--- Extracted data entries ---
※

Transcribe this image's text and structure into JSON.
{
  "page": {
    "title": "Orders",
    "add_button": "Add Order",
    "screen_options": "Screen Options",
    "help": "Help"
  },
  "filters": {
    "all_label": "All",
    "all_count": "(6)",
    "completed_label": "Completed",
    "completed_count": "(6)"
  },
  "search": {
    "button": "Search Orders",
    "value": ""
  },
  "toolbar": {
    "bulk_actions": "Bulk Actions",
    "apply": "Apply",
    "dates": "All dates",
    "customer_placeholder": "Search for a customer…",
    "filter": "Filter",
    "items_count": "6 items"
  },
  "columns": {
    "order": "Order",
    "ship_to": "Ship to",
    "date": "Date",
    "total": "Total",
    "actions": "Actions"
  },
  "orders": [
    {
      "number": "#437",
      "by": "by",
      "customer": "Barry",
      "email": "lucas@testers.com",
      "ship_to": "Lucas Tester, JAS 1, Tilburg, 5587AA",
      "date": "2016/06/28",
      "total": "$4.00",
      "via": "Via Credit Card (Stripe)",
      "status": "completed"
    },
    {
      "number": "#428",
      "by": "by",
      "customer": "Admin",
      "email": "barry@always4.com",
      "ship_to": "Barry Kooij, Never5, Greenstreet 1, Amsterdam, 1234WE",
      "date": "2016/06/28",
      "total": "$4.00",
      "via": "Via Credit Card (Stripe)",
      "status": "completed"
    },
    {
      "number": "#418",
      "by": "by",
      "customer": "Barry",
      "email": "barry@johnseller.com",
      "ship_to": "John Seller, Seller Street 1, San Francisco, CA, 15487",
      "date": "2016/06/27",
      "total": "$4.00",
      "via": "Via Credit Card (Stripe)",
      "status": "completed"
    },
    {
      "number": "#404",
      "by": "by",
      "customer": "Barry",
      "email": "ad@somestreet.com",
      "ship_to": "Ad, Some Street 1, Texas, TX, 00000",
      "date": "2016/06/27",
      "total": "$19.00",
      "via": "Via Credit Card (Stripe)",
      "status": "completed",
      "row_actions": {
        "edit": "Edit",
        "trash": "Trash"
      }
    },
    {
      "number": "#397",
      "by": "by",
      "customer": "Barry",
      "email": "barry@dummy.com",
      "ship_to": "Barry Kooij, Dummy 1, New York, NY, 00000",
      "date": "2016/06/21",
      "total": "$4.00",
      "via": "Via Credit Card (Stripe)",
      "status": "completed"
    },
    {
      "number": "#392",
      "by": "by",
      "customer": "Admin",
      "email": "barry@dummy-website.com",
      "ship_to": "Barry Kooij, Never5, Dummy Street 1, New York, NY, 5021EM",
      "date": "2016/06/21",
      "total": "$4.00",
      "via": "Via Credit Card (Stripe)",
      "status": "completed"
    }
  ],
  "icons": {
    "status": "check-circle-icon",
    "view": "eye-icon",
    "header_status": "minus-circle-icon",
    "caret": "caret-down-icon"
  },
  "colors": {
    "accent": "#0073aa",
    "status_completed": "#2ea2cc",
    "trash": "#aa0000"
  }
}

※

Output each record precisely as given.

--- SOLUTION BELOW ---
Transcribe this image's text and structure into JSON.
{
  "page": {
    "title": "Orders",
    "add_button": "Add Order",
    "screen_options": "Screen Options",
    "help": "Help"
  },
  "filters": {
    "all_label": "All",
    "all_count": "(6)",
    "completed_label": "Completed",
    "completed_count": "(6)"
  },
  "search": {
    "button": "Search Orders",
    "value": ""
  },
  "toolbar": {
    "bulk_actions": "Bulk Actions",
    "apply": "Apply",
    "dates": "All dates",
    "customer_placeholder": "Search for a customer…",
    "filter": "Filter",
    "items_count": "6 items"
  },
  "columns": {
    "order": "Order",
    "ship_to": "Ship to",
    "date": "Date",
    "total": "Total",
    "actions": "Actions"
  },
  "orders": [
    {
      "number": "#437",
      "by": "by",
      "customer": "Barry",
      "email": "lucas@testers.com",
      "ship_to": "Lucas Tester, JAS 1, Tilburg, 5587AA",
      "date": "2016/06/28",
      "total": "$4.00",
      "via": "Via Credit Card (Stripe)",
      "status": "completed"
    },
    {
      "number": "#428",
      "by": "by",
      "customer": "Admin",
      "email": "barry@always4.com",
      "ship_to": "Barry Kooij, Never5, Greenstreet 1, Amsterdam, 1234WE",
      "date": "2016/06/28",
      "total": "$4.00",
      "via": "Via Credit Card (Stripe)",
      "status": "completed"
    },
    {
      "number": "#418",
      "by": "by",
      "customer": "Barry",
      "email": "barry@johnseller.com",
      "ship_to": "John Seller, Seller Street 1, San Francisco, CA, 15487",
      "date": "2016/06/27",
      "total": "$4.00",
      "via": "Via Credit Card (Stripe)",
      "status": "completed"
    },
    {
      "number": "#404",
      "by": "by",
      "customer": "Barry",
      "email": "ad@somestreet.com",
      "ship_to": "Ad, Some Street 1, Texas, TX, 00000",
      "date": "2016/06/27",
      "total": "$19.00",
      "via": "Via Credit Card (Stripe)",
      "status": "completed",
      "row_actions": {
        "edit": "Edit",
        "trash": "Trash"
      }
    },
    {
      "number": "#397",
      "by": "by",
      "customer": "Barry",
      "email": "barry@dummy.com",
      "ship_to": "Barry Kooij, Dummy 1, New York, NY, 00000",
      "date": "2016/06/21",
      "total": "$4.00",
      "via": "Via Credit Card (Stripe)",
      "status": "completed"
    },
    {
      "number": "#392",
      "by": "by",
      "customer": "Admin",
      "email": "barry@dummy-website.com",
      "ship_to": "Barry Kooij, Never5, Dummy Street 1, New York, NY, 5021EM",
      "date": "2016/06/21",
      "total": "$4.00",
      "via": "Via Credit Card (Stripe)",
      "status": "completed"
    }
  ],
  "icons": {
    "status": "check-circle-icon",
    "view": "eye-icon",
    "header_status": "minus-circle-icon",
    "caret": "caret-down-icon"
  },
  "colors": {
    "accent": "#0073aa",
    "status_completed": "#2ea2cc",
    "trash": "#aa0000"
  }
}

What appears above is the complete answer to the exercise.